[Opening LISTED RECORDS section]
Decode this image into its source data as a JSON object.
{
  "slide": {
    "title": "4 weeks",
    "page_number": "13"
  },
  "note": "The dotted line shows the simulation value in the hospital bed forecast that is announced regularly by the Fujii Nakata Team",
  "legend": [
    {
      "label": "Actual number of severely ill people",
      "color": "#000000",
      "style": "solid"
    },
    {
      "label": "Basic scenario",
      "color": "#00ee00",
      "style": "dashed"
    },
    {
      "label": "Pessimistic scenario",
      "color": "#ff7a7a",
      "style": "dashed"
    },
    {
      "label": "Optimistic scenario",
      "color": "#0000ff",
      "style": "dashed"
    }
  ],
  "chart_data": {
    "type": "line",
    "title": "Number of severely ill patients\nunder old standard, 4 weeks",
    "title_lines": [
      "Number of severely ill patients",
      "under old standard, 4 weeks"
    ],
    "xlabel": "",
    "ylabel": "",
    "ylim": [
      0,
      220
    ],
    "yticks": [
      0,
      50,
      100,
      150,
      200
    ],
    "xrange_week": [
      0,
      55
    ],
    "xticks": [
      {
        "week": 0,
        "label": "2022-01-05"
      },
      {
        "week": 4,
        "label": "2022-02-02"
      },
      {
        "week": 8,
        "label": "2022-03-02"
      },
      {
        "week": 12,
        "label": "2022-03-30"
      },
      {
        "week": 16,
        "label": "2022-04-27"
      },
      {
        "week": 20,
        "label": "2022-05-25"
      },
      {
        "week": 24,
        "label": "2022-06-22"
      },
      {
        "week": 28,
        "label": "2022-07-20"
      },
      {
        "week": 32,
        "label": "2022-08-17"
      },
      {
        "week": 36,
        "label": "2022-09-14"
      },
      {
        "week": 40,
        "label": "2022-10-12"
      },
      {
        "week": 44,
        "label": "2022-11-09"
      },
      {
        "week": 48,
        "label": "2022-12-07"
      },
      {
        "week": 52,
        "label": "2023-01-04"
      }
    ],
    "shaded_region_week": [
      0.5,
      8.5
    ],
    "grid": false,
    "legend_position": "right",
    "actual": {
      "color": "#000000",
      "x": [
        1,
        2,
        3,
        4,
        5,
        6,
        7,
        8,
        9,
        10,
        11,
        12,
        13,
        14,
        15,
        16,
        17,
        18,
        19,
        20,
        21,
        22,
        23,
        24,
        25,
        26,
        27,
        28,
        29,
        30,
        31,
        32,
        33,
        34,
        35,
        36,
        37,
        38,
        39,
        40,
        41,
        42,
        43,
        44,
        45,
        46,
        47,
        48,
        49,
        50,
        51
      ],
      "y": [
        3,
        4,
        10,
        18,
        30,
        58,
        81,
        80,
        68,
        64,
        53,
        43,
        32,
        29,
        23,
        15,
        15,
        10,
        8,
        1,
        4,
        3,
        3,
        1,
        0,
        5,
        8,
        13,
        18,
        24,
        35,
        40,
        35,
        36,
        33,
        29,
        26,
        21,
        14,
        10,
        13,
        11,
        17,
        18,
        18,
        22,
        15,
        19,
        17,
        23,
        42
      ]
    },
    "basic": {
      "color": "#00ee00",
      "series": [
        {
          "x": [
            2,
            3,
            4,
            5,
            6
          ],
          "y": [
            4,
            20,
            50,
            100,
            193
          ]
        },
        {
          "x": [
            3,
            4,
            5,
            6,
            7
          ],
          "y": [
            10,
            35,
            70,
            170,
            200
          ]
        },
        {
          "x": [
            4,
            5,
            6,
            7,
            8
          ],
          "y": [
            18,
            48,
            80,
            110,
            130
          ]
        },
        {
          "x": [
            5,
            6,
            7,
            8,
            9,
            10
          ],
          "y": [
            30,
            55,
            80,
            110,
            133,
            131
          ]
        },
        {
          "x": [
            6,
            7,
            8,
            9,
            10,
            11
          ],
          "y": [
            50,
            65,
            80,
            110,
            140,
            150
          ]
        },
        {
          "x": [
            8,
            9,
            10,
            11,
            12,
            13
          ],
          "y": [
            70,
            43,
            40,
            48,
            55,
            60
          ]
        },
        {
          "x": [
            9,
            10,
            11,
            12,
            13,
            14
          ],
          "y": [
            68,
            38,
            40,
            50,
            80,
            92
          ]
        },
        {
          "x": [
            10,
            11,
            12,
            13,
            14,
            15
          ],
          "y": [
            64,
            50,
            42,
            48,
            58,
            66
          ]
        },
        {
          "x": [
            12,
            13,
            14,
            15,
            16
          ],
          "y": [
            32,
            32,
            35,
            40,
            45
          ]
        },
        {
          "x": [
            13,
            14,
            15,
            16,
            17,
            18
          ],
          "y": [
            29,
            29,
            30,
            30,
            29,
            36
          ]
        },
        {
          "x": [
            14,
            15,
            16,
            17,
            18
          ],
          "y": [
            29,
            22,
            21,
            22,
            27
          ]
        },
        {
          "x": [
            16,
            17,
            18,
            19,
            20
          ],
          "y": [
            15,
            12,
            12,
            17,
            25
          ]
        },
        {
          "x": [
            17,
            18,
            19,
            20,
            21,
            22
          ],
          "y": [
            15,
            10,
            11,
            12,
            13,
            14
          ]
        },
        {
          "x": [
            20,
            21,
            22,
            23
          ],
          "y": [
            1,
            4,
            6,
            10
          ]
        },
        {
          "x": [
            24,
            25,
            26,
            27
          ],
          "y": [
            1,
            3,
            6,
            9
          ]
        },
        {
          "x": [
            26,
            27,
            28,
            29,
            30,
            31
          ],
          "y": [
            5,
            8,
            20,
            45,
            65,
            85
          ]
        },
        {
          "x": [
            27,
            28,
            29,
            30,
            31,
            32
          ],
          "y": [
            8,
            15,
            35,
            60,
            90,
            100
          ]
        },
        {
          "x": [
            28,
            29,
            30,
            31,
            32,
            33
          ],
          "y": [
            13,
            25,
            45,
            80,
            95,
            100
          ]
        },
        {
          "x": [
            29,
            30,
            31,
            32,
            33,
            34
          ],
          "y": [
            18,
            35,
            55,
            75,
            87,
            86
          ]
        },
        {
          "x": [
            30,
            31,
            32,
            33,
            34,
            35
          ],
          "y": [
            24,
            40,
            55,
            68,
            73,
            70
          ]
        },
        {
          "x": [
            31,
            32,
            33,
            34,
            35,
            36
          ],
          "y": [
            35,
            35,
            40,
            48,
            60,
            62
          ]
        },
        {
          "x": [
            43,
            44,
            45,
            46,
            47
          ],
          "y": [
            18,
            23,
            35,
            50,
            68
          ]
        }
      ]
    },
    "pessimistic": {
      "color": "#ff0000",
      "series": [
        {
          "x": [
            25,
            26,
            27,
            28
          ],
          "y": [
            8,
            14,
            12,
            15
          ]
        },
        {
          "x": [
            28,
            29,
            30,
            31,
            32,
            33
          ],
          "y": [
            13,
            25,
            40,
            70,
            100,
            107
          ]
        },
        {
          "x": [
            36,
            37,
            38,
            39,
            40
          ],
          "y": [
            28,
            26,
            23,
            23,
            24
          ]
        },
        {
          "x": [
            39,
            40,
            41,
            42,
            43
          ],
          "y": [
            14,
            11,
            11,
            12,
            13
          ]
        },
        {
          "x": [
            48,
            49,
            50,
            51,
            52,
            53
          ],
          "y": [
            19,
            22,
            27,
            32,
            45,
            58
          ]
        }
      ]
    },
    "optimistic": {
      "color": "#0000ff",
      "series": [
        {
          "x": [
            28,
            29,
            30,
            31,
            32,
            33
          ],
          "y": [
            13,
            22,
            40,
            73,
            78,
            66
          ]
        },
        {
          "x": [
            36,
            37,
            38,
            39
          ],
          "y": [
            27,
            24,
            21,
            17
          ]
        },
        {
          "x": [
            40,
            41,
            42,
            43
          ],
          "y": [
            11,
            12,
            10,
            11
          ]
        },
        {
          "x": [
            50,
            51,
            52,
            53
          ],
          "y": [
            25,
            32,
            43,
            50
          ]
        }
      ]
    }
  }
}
[Closing LISTED RECORDS section]
● AIM OF THE TASK: Copy every line of the records above that holds the word "standard".

● RESULT:
    "title": "Number of severely ill patients\nunder old standard, 4 weeks",
      "under old standard, 4 weeks"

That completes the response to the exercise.